-- begin --

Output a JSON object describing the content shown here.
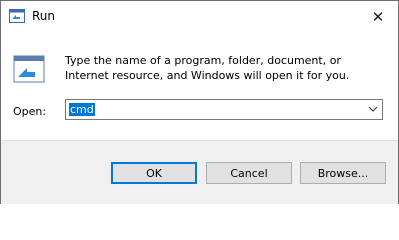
{
  "window": {
    "title": "Run",
    "close_glyph": "✕"
  },
  "description": "Type the name of a program, folder, document, or Internet resource, and Windows will open it for you.",
  "open": {
    "label": "Open:",
    "value": "cmd"
  },
  "buttons": {
    "ok": "OK",
    "cancel": "Cancel",
    "browse": "Browse..."
  },
  "colors": {
    "accent": "#0078d7",
    "footer_bg": "#f0f0f0",
    "button_bg": "#e1e1e1"
  },
  "icons": {
    "app": "run-icon",
    "close": "close-icon",
    "dropdown": "chevron-down-icon"
  }
}
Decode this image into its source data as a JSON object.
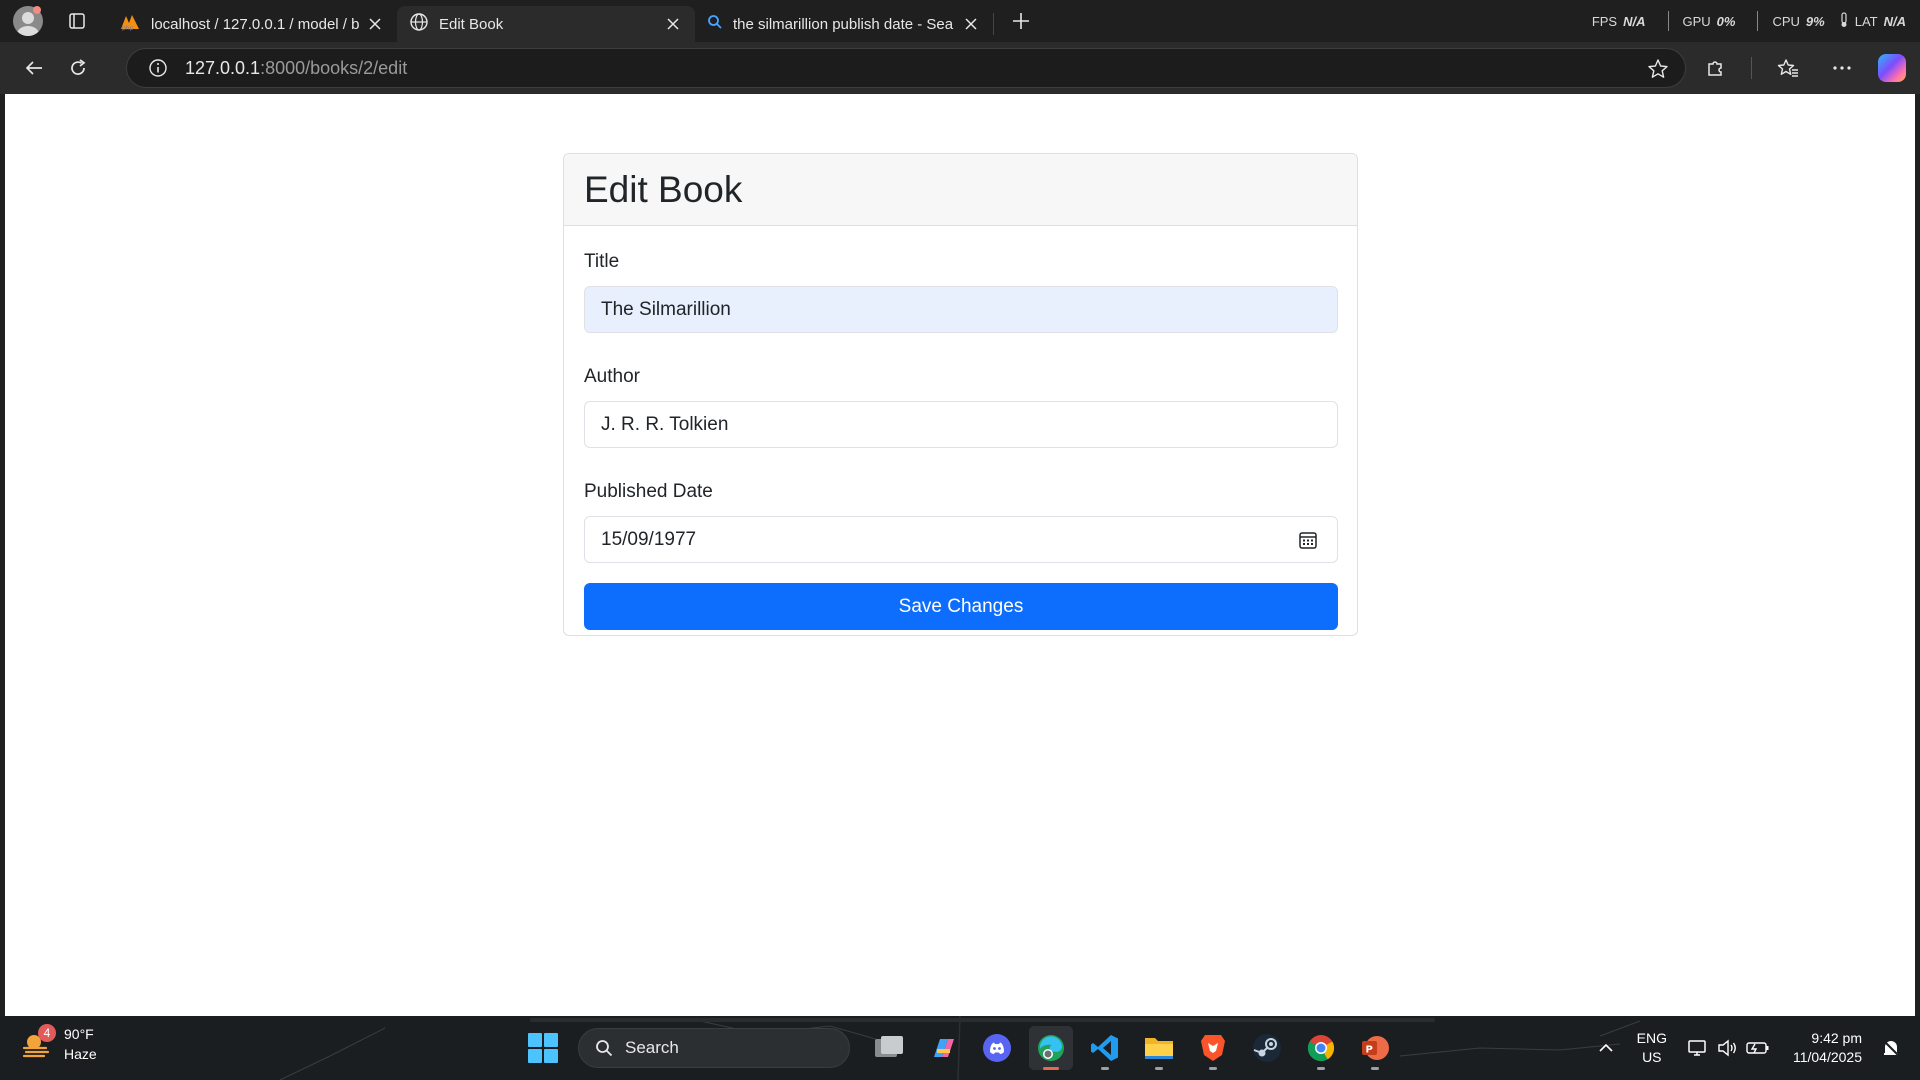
{
  "browser": {
    "tabs": [
      {
        "title": "localhost / 127.0.0.1 / model / bo",
        "icon": "phpmyadmin-icon",
        "active": false
      },
      {
        "title": "Edit Book",
        "icon": "globe-icon",
        "active": true
      },
      {
        "title": "the silmarillion publish date - Sea",
        "icon": "search-icon",
        "active": false
      }
    ],
    "perf": {
      "fps_label": "FPS",
      "fps_value": "N/A",
      "gpu_label": "GPU",
      "gpu_value": "0%",
      "cpu_label": "CPU",
      "cpu_value": "9%",
      "lat_label": "LAT",
      "lat_value": "N/A"
    },
    "address": {
      "host": "127.0.0.1",
      "rest": ":8000/books/2/edit"
    }
  },
  "page": {
    "heading": "Edit Book",
    "fields": {
      "title": {
        "label": "Title",
        "value": "The Silmarillion"
      },
      "author": {
        "label": "Author",
        "value": "J. R. R. Tolkien"
      },
      "published": {
        "label": "Published Date",
        "value": "15/09/1977"
      }
    },
    "submit_label": "Save Changes",
    "colors": {
      "primary": "#0d6efd",
      "autofill": "#e8f0fe"
    }
  },
  "taskbar": {
    "weather": {
      "temp": "90°F",
      "condition": "Haze",
      "badge": "4"
    },
    "search_placeholder": "Search",
    "apps": [
      "task-view",
      "copilot",
      "discord",
      "edge",
      "vscode",
      "file-explorer",
      "brave",
      "steam",
      "chrome",
      "powerpoint"
    ],
    "lang": {
      "line1": "ENG",
      "line2": "US"
    },
    "clock": {
      "time": "9:42 pm",
      "date": "11/04/2025"
    }
  }
}
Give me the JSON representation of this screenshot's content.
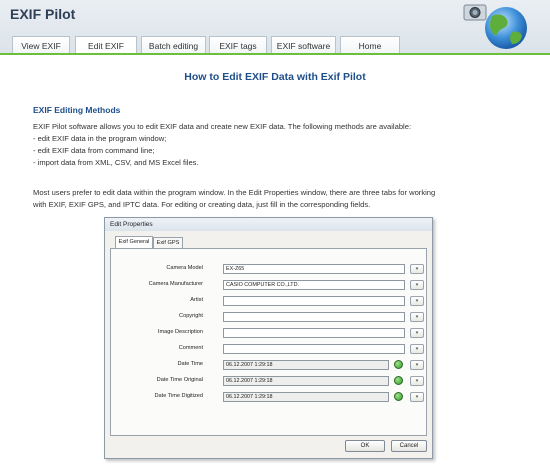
{
  "app": {
    "title": "EXIF Pilot"
  },
  "tabs": [
    {
      "label": "View EXIF"
    },
    {
      "label": "Edit EXIF"
    },
    {
      "label": "Batch editing"
    },
    {
      "label": "EXIF tags"
    },
    {
      "label": "EXIF software"
    },
    {
      "label": "Home"
    }
  ],
  "content": {
    "title": "How to Edit EXIF Data with Exif Pilot",
    "section_title": "EXIF Editing Methods",
    "intro": "EXIF Pilot software allows you to edit EXIF data and create new EXIF data. The following methods are available:",
    "bullets": [
      "- edit EXIF data in the program window;",
      "- edit EXIF data from command line;",
      "- import data from XML, CSV, and MS Excel files."
    ],
    "para2_line1": "Most users prefer to edit data within the program window. In the Edit Properties window, there are three tabs for working",
    "para2_line2": "with EXIF, EXIF GPS, and IPTC data. For editing or creating data, just fill in the corresponding fields."
  },
  "dialog": {
    "title": "Edit Properties",
    "tabs": [
      "Exif General",
      "Exif GPS"
    ],
    "fields": [
      {
        "label": "Camera Model",
        "value": "EX-Z65"
      },
      {
        "label": "Camera Manufacturer",
        "value": "CASIO COMPUTER CO.,LTD."
      },
      {
        "label": "Artist",
        "value": ""
      },
      {
        "label": "Copyright",
        "value": ""
      },
      {
        "label": "Image Description",
        "value": ""
      },
      {
        "label": "Comment",
        "value": ""
      },
      {
        "label": "Date Time",
        "value": "06.12.2007 1:29:18"
      },
      {
        "label": "Date Time Original",
        "value": "06.12.2007 1:29:18"
      },
      {
        "label": "Date Time Digitized",
        "value": "06.12.2007 1:29:18"
      }
    ],
    "ok_label": "OK",
    "cancel_label": "Cancel"
  }
}
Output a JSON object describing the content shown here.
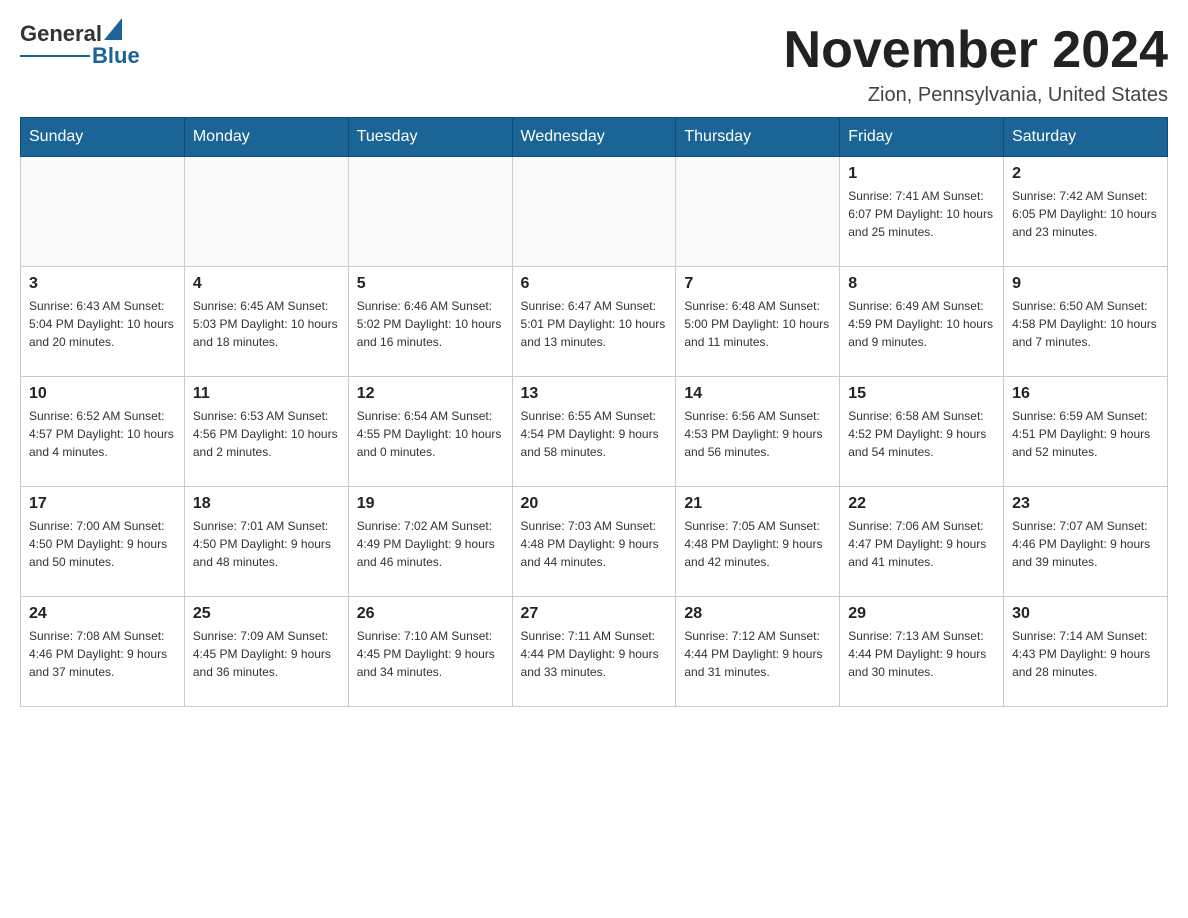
{
  "header": {
    "logo": {
      "general": "General",
      "blue": "Blue"
    },
    "title": "November 2024",
    "location": "Zion, Pennsylvania, United States"
  },
  "days_of_week": [
    "Sunday",
    "Monday",
    "Tuesday",
    "Wednesday",
    "Thursday",
    "Friday",
    "Saturday"
  ],
  "weeks": [
    [
      {
        "day": "",
        "info": ""
      },
      {
        "day": "",
        "info": ""
      },
      {
        "day": "",
        "info": ""
      },
      {
        "day": "",
        "info": ""
      },
      {
        "day": "",
        "info": ""
      },
      {
        "day": "1",
        "info": "Sunrise: 7:41 AM\nSunset: 6:07 PM\nDaylight: 10 hours and 25 minutes."
      },
      {
        "day": "2",
        "info": "Sunrise: 7:42 AM\nSunset: 6:05 PM\nDaylight: 10 hours and 23 minutes."
      }
    ],
    [
      {
        "day": "3",
        "info": "Sunrise: 6:43 AM\nSunset: 5:04 PM\nDaylight: 10 hours and 20 minutes."
      },
      {
        "day": "4",
        "info": "Sunrise: 6:45 AM\nSunset: 5:03 PM\nDaylight: 10 hours and 18 minutes."
      },
      {
        "day": "5",
        "info": "Sunrise: 6:46 AM\nSunset: 5:02 PM\nDaylight: 10 hours and 16 minutes."
      },
      {
        "day": "6",
        "info": "Sunrise: 6:47 AM\nSunset: 5:01 PM\nDaylight: 10 hours and 13 minutes."
      },
      {
        "day": "7",
        "info": "Sunrise: 6:48 AM\nSunset: 5:00 PM\nDaylight: 10 hours and 11 minutes."
      },
      {
        "day": "8",
        "info": "Sunrise: 6:49 AM\nSunset: 4:59 PM\nDaylight: 10 hours and 9 minutes."
      },
      {
        "day": "9",
        "info": "Sunrise: 6:50 AM\nSunset: 4:58 PM\nDaylight: 10 hours and 7 minutes."
      }
    ],
    [
      {
        "day": "10",
        "info": "Sunrise: 6:52 AM\nSunset: 4:57 PM\nDaylight: 10 hours and 4 minutes."
      },
      {
        "day": "11",
        "info": "Sunrise: 6:53 AM\nSunset: 4:56 PM\nDaylight: 10 hours and 2 minutes."
      },
      {
        "day": "12",
        "info": "Sunrise: 6:54 AM\nSunset: 4:55 PM\nDaylight: 10 hours and 0 minutes."
      },
      {
        "day": "13",
        "info": "Sunrise: 6:55 AM\nSunset: 4:54 PM\nDaylight: 9 hours and 58 minutes."
      },
      {
        "day": "14",
        "info": "Sunrise: 6:56 AM\nSunset: 4:53 PM\nDaylight: 9 hours and 56 minutes."
      },
      {
        "day": "15",
        "info": "Sunrise: 6:58 AM\nSunset: 4:52 PM\nDaylight: 9 hours and 54 minutes."
      },
      {
        "day": "16",
        "info": "Sunrise: 6:59 AM\nSunset: 4:51 PM\nDaylight: 9 hours and 52 minutes."
      }
    ],
    [
      {
        "day": "17",
        "info": "Sunrise: 7:00 AM\nSunset: 4:50 PM\nDaylight: 9 hours and 50 minutes."
      },
      {
        "day": "18",
        "info": "Sunrise: 7:01 AM\nSunset: 4:50 PM\nDaylight: 9 hours and 48 minutes."
      },
      {
        "day": "19",
        "info": "Sunrise: 7:02 AM\nSunset: 4:49 PM\nDaylight: 9 hours and 46 minutes."
      },
      {
        "day": "20",
        "info": "Sunrise: 7:03 AM\nSunset: 4:48 PM\nDaylight: 9 hours and 44 minutes."
      },
      {
        "day": "21",
        "info": "Sunrise: 7:05 AM\nSunset: 4:48 PM\nDaylight: 9 hours and 42 minutes."
      },
      {
        "day": "22",
        "info": "Sunrise: 7:06 AM\nSunset: 4:47 PM\nDaylight: 9 hours and 41 minutes."
      },
      {
        "day": "23",
        "info": "Sunrise: 7:07 AM\nSunset: 4:46 PM\nDaylight: 9 hours and 39 minutes."
      }
    ],
    [
      {
        "day": "24",
        "info": "Sunrise: 7:08 AM\nSunset: 4:46 PM\nDaylight: 9 hours and 37 minutes."
      },
      {
        "day": "25",
        "info": "Sunrise: 7:09 AM\nSunset: 4:45 PM\nDaylight: 9 hours and 36 minutes."
      },
      {
        "day": "26",
        "info": "Sunrise: 7:10 AM\nSunset: 4:45 PM\nDaylight: 9 hours and 34 minutes."
      },
      {
        "day": "27",
        "info": "Sunrise: 7:11 AM\nSunset: 4:44 PM\nDaylight: 9 hours and 33 minutes."
      },
      {
        "day": "28",
        "info": "Sunrise: 7:12 AM\nSunset: 4:44 PM\nDaylight: 9 hours and 31 minutes."
      },
      {
        "day": "29",
        "info": "Sunrise: 7:13 AM\nSunset: 4:44 PM\nDaylight: 9 hours and 30 minutes."
      },
      {
        "day": "30",
        "info": "Sunrise: 7:14 AM\nSunset: 4:43 PM\nDaylight: 9 hours and 28 minutes."
      }
    ]
  ],
  "colors": {
    "header_bg": "#1a6496",
    "header_text": "#ffffff",
    "border": "#cccccc",
    "day_number": "#222222",
    "day_info": "#333333"
  }
}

-- end --

Problem to solve
Gather every line containing the word "JSON" and copy it.

Task output
Output a JSON object describing the content shown here.
Decode this image into its source data as a JSON object.
Give me the JSON representation of this screenshot's content.
Output a JSON object describing the content shown here.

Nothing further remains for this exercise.